■ EXERCISE INSTRUCTIONS: Pull every line containing "label" out of the material below.

■ RECORDS:
<<<<
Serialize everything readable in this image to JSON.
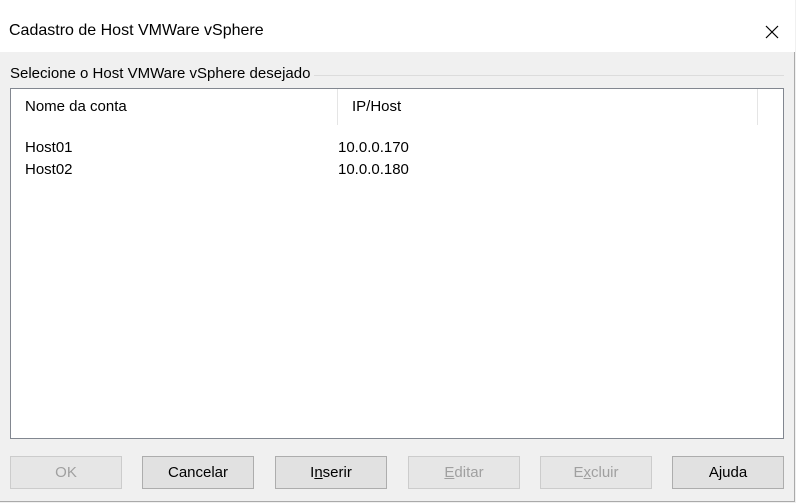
{
  "window": {
    "title": "Cadastro de Host VMWare vSphere"
  },
  "group": {
    "label": "Selecione o Host VMWare vSphere desejado"
  },
  "list": {
    "columns": [
      "Nome da conta",
      "IP/Host"
    ],
    "rows": [
      [
        "Host01",
        "10.0.0.170"
      ],
      [
        "Host02",
        "10.0.0.180"
      ]
    ]
  },
  "buttons": {
    "ok": {
      "label": "OK",
      "enabled": false
    },
    "cancelar": {
      "label": "Cancelar",
      "enabled": true
    },
    "inserir": {
      "label": "Inserir",
      "accesskey": "n",
      "enabled": true
    },
    "editar": {
      "label": "Editar",
      "accesskey": "E",
      "enabled": false
    },
    "excluir": {
      "label": "Excluir",
      "accesskey": "x",
      "enabled": false
    },
    "ajuda": {
      "label": "Ajuda",
      "enabled": true
    }
  }
}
>>>>
■ SOLUTION TO THIS TASK:
    "label": "Selecione o Host VMWare vSphere desejado"
      "label": "OK",
      "label": "Cancelar",
      "label": "Inserir",
      "label": "Editar",
      "label": "Excluir",
      "label": "Ajuda",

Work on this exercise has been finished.